= EXERCISE OBJECTIVE =
Each entry should be quoted word for word, including every mark of punctuation.

= Dataset records =
========

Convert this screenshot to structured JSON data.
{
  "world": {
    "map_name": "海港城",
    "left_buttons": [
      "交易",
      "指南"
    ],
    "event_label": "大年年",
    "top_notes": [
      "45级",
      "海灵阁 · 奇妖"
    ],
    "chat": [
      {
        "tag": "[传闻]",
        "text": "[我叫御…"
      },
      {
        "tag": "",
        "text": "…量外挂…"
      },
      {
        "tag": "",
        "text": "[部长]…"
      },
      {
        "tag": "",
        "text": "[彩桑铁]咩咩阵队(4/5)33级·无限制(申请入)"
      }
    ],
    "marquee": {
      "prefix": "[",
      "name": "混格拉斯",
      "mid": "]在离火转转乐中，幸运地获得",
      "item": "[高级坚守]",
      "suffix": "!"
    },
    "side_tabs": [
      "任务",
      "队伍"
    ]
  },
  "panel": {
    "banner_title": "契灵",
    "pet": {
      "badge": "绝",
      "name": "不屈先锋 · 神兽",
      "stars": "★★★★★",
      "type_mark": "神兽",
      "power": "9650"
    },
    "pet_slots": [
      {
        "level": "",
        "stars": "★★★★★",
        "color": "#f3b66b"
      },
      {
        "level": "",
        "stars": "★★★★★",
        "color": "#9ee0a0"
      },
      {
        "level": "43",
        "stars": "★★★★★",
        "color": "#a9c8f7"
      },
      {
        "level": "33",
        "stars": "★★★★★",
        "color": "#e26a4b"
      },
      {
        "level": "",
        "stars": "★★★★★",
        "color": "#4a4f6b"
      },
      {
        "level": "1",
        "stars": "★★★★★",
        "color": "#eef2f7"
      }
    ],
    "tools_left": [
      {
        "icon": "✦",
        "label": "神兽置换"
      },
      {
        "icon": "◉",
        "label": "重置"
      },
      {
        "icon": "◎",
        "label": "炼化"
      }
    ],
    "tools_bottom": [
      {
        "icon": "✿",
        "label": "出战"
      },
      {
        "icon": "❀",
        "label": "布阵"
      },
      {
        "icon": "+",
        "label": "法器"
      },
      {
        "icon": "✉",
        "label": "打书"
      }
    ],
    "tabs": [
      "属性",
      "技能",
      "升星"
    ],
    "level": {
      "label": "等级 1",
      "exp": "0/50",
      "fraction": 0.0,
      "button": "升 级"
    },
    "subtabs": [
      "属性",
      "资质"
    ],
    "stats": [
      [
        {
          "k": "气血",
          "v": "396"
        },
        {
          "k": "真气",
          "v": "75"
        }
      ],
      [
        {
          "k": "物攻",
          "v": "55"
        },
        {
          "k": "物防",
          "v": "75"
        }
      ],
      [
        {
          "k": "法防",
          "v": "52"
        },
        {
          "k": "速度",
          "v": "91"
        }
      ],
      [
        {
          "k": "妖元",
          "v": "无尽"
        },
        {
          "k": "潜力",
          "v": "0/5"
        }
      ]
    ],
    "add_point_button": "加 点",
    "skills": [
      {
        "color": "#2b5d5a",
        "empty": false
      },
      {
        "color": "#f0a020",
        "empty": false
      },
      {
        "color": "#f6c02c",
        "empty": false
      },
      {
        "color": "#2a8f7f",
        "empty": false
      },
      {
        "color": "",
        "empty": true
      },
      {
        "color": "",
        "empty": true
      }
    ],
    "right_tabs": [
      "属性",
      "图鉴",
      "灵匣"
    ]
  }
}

========

= OUTPUT FOR THIS EXERCISE =
Convert this screenshot to structured JSON data.
{
  "world": {
    "map_name": "海港城",
    "left_buttons": [
      "交易",
      "指南"
    ],
    "event_label": "大年年",
    "top_notes": [
      "45级",
      "海灵阁 · 奇妖"
    ],
    "chat": [
      {
        "tag": "[传闻]",
        "text": "[我叫御…"
      },
      {
        "tag": "",
        "text": "…量外挂…"
      },
      {
        "tag": "",
        "text": "[部长]…"
      },
      {
        "tag": "",
        "text": "[彩桑铁]咩咩阵队(4/5)33级·无限制(申请入)"
      }
    ],
    "marquee": {
      "prefix": "[",
      "name": "混格拉斯",
      "mid": "]在离火转转乐中，幸运地获得",
      "item": "[高级坚守]",
      "suffix": "!"
    },
    "side_tabs": [
      "任务",
      "队伍"
    ]
  },
  "panel": {
    "banner_title": "契灵",
    "pet": {
      "badge": "绝",
      "name": "不屈先锋 · 神兽",
      "stars": "★★★★★",
      "type_mark": "神兽",
      "power": "9650"
    },
    "pet_slots": [
      {
        "level": "",
        "stars": "★★★★★",
        "color": "#f3b66b"
      },
      {
        "level": "",
        "stars": "★★★★★",
        "color": "#9ee0a0"
      },
      {
        "level": "43",
        "stars": "★★★★★",
        "color": "#a9c8f7"
      },
      {
        "level": "33",
        "stars": "★★★★★",
        "color": "#e26a4b"
      },
      {
        "level": "",
        "stars": "★★★★★",
        "color": "#4a4f6b"
      },
      {
        "level": "1",
        "stars": "★★★★★",
        "color": "#eef2f7"
      }
    ],
    "tools_left": [
      {
        "icon": "✦",
        "label": "神兽置换"
      },
      {
        "icon": "◉",
        "label": "重置"
      },
      {
        "icon": "◎",
        "label": "炼化"
      }
    ],
    "tools_bottom": [
      {
        "icon": "✿",
        "label": "出战"
      },
      {
        "icon": "❀",
        "label": "布阵"
      },
      {
        "icon": "+",
        "label": "法器"
      },
      {
        "icon": "✉",
        "label": "打书"
      }
    ],
    "tabs": [
      "属性",
      "技能",
      "升星"
    ],
    "level": {
      "label": "等级 1",
      "exp": "0/50",
      "fraction": 0.0,
      "button": "升 级"
    },
    "subtabs": [
      "属性",
      "资质"
    ],
    "stats": [
      [
        {
          "k": "气血",
          "v": "396"
        },
        {
          "k": "真气",
          "v": "75"
        }
      ],
      [
        {
          "k": "物攻",
          "v": "55"
        },
        {
          "k": "物防",
          "v": "75"
        }
      ],
      [
        {
          "k": "法防",
          "v": "52"
        },
        {
          "k": "速度",
          "v": "91"
        }
      ],
      [
        {
          "k": "妖元",
          "v": "无尽"
        },
        {
          "k": "潜力",
          "v": "0/5"
        }
      ]
    ],
    "add_point_button": "加 点",
    "skills": [
      {
        "color": "#2b5d5a",
        "empty": false
      },
      {
        "color": "#f0a020",
        "empty": false
      },
      {
        "color": "#f6c02c",
        "empty": false
      },
      {
        "color": "#2a8f7f",
        "empty": false
      },
      {
        "color": "",
        "empty": true
      },
      {
        "color": "",
        "empty": true
      }
    ],
    "right_tabs": [
      "属性",
      "图鉴",
      "灵匣"
    ]
  }
}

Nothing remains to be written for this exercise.